Aim of the task →
From the entries below, copy out every line with "within" in it.

((

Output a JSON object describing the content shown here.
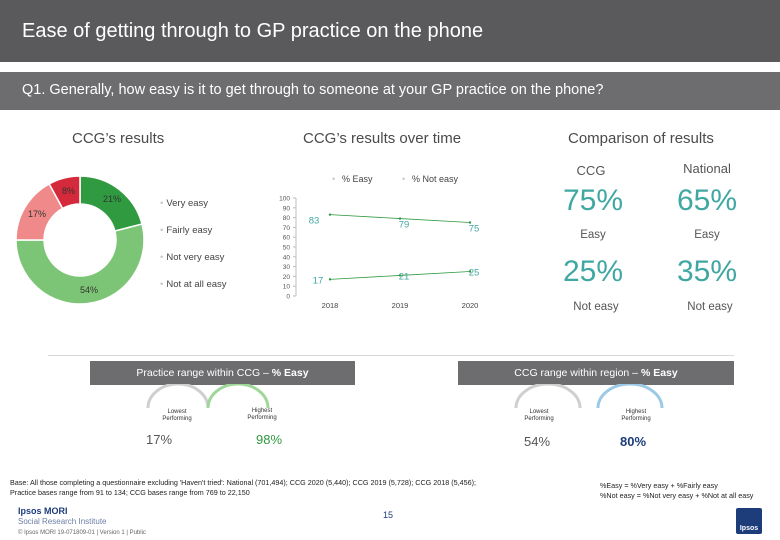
{
  "header": {
    "title": "Ease of getting through to GP practice on the phone",
    "question": "Q1. Generally, how easy is it to get through to someone at your GP practice on the phone?"
  },
  "sections": {
    "ccg_results": "CCG’s results",
    "over_time": "CCG’s results over time",
    "comparison": "Comparison of results"
  },
  "colors": {
    "very_easy": "#2f9a3f",
    "fairly_easy": "#7cc576",
    "not_very_easy": "#f08a8a",
    "not_at_all_easy": "#d42a3b",
    "accent": "#40a7a2",
    "bar": "#6d6d70",
    "line": "#2f9a3f"
  },
  "chart_data": [
    {
      "type": "pie",
      "donut": true,
      "slices": [
        {
          "name": "Very easy",
          "value": 21,
          "label": "21%"
        },
        {
          "name": "Fairly easy",
          "value": 54,
          "label": "54%"
        },
        {
          "name": "Not very easy",
          "value": 17,
          "label": "17%"
        },
        {
          "name": "Not at all easy",
          "value": 8,
          "label": "8%"
        }
      ],
      "legend": [
        "Very easy",
        "Fairly easy",
        "Not very easy",
        "Not at all easy"
      ],
      "legend_placement": "right"
    },
    {
      "type": "line",
      "x": [
        "2018",
        "2019",
        "2020"
      ],
      "ylim": [
        0,
        100
      ],
      "yticks": [
        "0",
        "10",
        "20",
        "30",
        "40",
        "50",
        "60",
        "70",
        "80",
        "90",
        "100"
      ],
      "series": [
        {
          "name": "% Easy",
          "values": [
            83,
            79,
            75
          ],
          "labels": [
            "83",
            "79",
            "75"
          ]
        },
        {
          "name": "% Not easy",
          "values": [
            17,
            21,
            25
          ],
          "labels": [
            "17",
            "21",
            "25"
          ]
        }
      ],
      "legend_placement": "top"
    }
  ],
  "comparison": {
    "ccg_label": "CCG",
    "national_label": "National",
    "ccg_easy": "75%",
    "national_easy": "65%",
    "easy_label": "Easy",
    "ccg_not_easy": "25%",
    "national_not_easy": "35%",
    "not_easy_label": "Not easy"
  },
  "practice_range": {
    "title": "Practice range within CCG – ",
    "title_bold": "% Easy",
    "lowest_label": "Lowest\nPerforming",
    "highest_label": "Highest\nPerforming",
    "lowest": "17%",
    "highest": "98%"
  },
  "ccg_range": {
    "title": "CCG range within region – ",
    "title_bold": "% Easy",
    "lowest_label": "Lowest\nPerforming",
    "highest_label": "Highest\nPerforming",
    "lowest": "54%",
    "highest": "80%"
  },
  "footer": {
    "base_line1": "Base: All those completing a questionnaire excluding 'Haven't tried': National (701,494); CCG 2020 (5,440); CCG 2019 (5,728); CCG 2018 (5,456);",
    "base_line2": "Practice bases range from 91 to 134; CCG bases range from 769 to 22,150",
    "def_line1": "%Easy = %Very easy + %Fairly easy",
    "def_line2": "%Not easy = %Not very easy + %Not at all easy",
    "logo_a": "Ipsos MORI",
    "logo_b": "Social Research Institute",
    "copyright": "© Ipsos MORI    19-071809-01 | Version 1 | Public",
    "page": "15",
    "ipsos": "Ipsos"
  }
}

))

Result →
    "title": "Practice range within CCG – ",
    "title": "CCG range within region – ",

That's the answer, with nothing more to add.